What needs to be done:
Output every entry exactly, from the first line to the last.
------ Material for this exercise ------
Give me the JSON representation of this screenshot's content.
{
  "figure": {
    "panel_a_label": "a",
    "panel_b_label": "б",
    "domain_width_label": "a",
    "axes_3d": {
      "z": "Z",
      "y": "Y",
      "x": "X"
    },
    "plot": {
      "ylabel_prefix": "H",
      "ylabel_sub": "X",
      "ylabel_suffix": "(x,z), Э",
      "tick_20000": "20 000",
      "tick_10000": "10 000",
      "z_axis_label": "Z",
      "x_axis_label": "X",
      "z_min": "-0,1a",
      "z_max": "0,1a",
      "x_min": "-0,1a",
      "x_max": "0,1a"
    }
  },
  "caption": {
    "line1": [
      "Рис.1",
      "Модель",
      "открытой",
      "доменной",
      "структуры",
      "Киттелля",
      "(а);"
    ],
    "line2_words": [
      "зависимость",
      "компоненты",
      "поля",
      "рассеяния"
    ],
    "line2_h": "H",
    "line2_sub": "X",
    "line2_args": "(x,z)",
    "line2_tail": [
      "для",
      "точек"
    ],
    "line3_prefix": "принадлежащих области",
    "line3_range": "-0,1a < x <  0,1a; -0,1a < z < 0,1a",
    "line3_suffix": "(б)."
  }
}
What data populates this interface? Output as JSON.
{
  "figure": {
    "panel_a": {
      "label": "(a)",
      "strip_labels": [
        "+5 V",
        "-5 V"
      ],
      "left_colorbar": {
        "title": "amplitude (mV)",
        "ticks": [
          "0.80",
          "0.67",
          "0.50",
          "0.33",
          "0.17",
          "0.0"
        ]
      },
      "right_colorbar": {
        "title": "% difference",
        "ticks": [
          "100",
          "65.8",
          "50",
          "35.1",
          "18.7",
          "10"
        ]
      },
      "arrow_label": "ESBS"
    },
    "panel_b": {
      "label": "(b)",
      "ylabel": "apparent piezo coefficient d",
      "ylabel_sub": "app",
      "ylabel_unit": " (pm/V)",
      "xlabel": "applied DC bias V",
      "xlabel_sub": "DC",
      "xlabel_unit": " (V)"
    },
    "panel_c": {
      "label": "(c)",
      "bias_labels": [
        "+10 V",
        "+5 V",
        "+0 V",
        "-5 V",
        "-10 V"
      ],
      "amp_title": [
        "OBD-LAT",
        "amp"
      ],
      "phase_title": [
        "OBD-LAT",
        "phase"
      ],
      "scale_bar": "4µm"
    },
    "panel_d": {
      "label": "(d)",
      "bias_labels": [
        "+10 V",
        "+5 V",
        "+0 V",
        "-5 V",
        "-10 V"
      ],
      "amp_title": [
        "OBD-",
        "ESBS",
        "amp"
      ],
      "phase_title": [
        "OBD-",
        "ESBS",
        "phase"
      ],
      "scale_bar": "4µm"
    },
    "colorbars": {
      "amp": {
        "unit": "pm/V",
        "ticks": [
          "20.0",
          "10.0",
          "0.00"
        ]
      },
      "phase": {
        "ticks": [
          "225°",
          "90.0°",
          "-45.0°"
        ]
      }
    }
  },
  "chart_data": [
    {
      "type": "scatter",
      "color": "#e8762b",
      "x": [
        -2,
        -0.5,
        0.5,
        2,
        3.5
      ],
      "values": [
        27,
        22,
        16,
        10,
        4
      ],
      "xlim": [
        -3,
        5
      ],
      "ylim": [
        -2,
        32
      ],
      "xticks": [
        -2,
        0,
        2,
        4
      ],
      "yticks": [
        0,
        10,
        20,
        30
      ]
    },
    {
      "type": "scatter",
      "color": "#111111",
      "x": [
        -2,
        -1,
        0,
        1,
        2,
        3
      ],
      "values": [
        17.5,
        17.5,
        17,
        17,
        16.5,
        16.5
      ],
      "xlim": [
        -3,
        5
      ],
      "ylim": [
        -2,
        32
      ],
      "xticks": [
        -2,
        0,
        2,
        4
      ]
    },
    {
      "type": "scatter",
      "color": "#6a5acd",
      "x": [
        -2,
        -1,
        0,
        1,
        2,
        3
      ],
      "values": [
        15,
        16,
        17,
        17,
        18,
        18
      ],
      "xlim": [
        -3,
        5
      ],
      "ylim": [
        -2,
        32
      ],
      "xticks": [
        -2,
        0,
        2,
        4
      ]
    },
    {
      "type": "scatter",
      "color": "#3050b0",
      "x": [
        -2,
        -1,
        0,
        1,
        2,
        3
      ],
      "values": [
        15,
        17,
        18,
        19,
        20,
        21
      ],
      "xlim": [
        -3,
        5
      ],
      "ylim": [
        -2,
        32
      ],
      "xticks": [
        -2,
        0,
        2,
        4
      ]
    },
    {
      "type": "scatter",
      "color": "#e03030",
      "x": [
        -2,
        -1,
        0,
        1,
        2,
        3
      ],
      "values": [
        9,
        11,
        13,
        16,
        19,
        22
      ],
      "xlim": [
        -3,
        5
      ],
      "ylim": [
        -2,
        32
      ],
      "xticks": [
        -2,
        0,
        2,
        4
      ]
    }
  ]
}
------
Problem solution:
Give me the JSON representation of this screenshot's content.
{
  "figure": {
    "panel_a_label": "a",
    "panel_b_label": "б",
    "domain_width_label": "a",
    "axes_3d": {
      "z": "Z",
      "y": "Y",
      "x": "X"
    },
    "plot": {
      "ylabel_prefix": "H",
      "ylabel_sub": "X",
      "ylabel_suffix": "(x,z), Э",
      "tick_20000": "20 000",
      "tick_10000": "10 000",
      "z_axis_label": "Z",
      "x_axis_label": "X",
      "z_min": "-0,1a",
      "z_max": "0,1a",
      "x_min": "-0,1a",
      "x_max": "0,1a"
    }
  },
  "caption": {
    "line1": [
      "Рис.1",
      "Модель",
      "открытой",
      "доменной",
      "структуры",
      "Киттелля",
      "(а);"
    ],
    "line2_words": [
      "зависимость",
      "компоненты",
      "поля",
      "рассеяния"
    ],
    "line2_h": "H",
    "line2_sub": "X",
    "line2_args": "(x,z)",
    "line2_tail": [
      "для",
      "точек"
    ],
    "line3_prefix": "принадлежащих области",
    "line3_range": "-0,1a < x <  0,1a; -0,1a < z < 0,1a",
    "line3_suffix": "(б)."
  }
}
What data populates this interface? Output as JSON.
{
  "figure": {
    "panel_a": {
      "label": "(a)",
      "strip_labels": [
        "+5 V",
        "-5 V"
      ],
      "left_colorbar": {
        "title": "amplitude (mV)",
        "ticks": [
          "0.80",
          "0.67",
          "0.50",
          "0.33",
          "0.17",
          "0.0"
        ]
      },
      "right_colorbar": {
        "title": "% difference",
        "ticks": [
          "100",
          "65.8",
          "50",
          "35.1",
          "18.7",
          "10"
        ]
      },
      "arrow_label": "ESBS"
    },
    "panel_b": {
      "label": "(b)",
      "ylabel": "apparent piezo coefficient d",
      "ylabel_sub": "app",
      "ylabel_unit": " (pm/V)",
      "xlabel": "applied DC bias V",
      "xlabel_sub": "DC",
      "xlabel_unit": " (V)"
    },
    "panel_c": {
      "label": "(c)",
      "bias_labels": [
        "+10 V",
        "+5 V",
        "+0 V",
        "-5 V",
        "-10 V"
      ],
      "amp_title": [
        "OBD-LAT",
        "amp"
      ],
      "phase_title": [
        "OBD-LAT",
        "phase"
      ],
      "scale_bar": "4µm"
    },
    "panel_d": {
      "label": "(d)",
      "bias_labels": [
        "+10 V",
        "+5 V",
        "+0 V",
        "-5 V",
        "-10 V"
      ],
      "amp_title": [
        "OBD-",
        "ESBS",
        "amp"
      ],
      "phase_title": [
        "OBD-",
        "ESBS",
        "phase"
      ],
      "scale_bar": "4µm"
    },
    "colorbars": {
      "amp": {
        "unit": "pm/V",
        "ticks": [
          "20.0",
          "10.0",
          "0.00"
        ]
      },
      "phase": {
        "ticks": [
          "225°",
          "90.0°",
          "-45.0°"
        ]
      }
    }
  },
  "chart_data": [
    {
      "type": "scatter",
      "color": "#e8762b",
      "x": [
        -2,
        -0.5,
        0.5,
        2,
        3.5
      ],
      "values": [
        27,
        22,
        16,
        10,
        4
      ],
      "xlim": [
        -3,
        5
      ],
      "ylim": [
        -2,
        32
      ],
      "xticks": [
        -2,
        0,
        2,
        4
      ],
      "yticks": [
        0,
        10,
        20,
        30
      ]
    },
    {
      "type": "scatter",
      "color": "#111111",
      "x": [
        -2,
        -1,
        0,
        1,
        2,
        3
      ],
      "values": [
        17.5,
        17.5,
        17,
        17,
        16.5,
        16.5
      ],
      "xlim": [
        -3,
        5
      ],
      "ylim": [
        -2,
        32
      ],
      "xticks": [
        -2,
        0,
        2,
        4
      ]
    },
    {
      "type": "scatter",
      "color": "#6a5acd",
      "x": [
        -2,
        -1,
        0,
        1,
        2,
        3
      ],
      "values": [
        15,
        16,
        17,
        17,
        18,
        18
      ],
      "xlim": [
        -3,
        5
      ],
      "ylim": [
        -2,
        32
      ],
      "xticks": [
        -2,
        0,
        2,
        4
      ]
    },
    {
      "type": "scatter",
      "color": "#3050b0",
      "x": [
        -2,
        -1,
        0,
        1,
        2,
        3
      ],
      "values": [
        15,
        17,
        18,
        19,
        20,
        21
      ],
      "xlim": [
        -3,
        5
      ],
      "ylim": [
        -2,
        32
      ],
      "xticks": [
        -2,
        0,
        2,
        4
      ]
    },
    {
      "type": "scatter",
      "color": "#e03030",
      "x": [
        -2,
        -1,
        0,
        1,
        2,
        3
      ],
      "values": [
        9,
        11,
        13,
        16,
        19,
        22
      ],
      "xlim": [
        -3,
        5
      ],
      "ylim": [
        -2,
        32
      ],
      "xticks": [
        -2,
        0,
        2,
        4
      ]
    }
  ]
}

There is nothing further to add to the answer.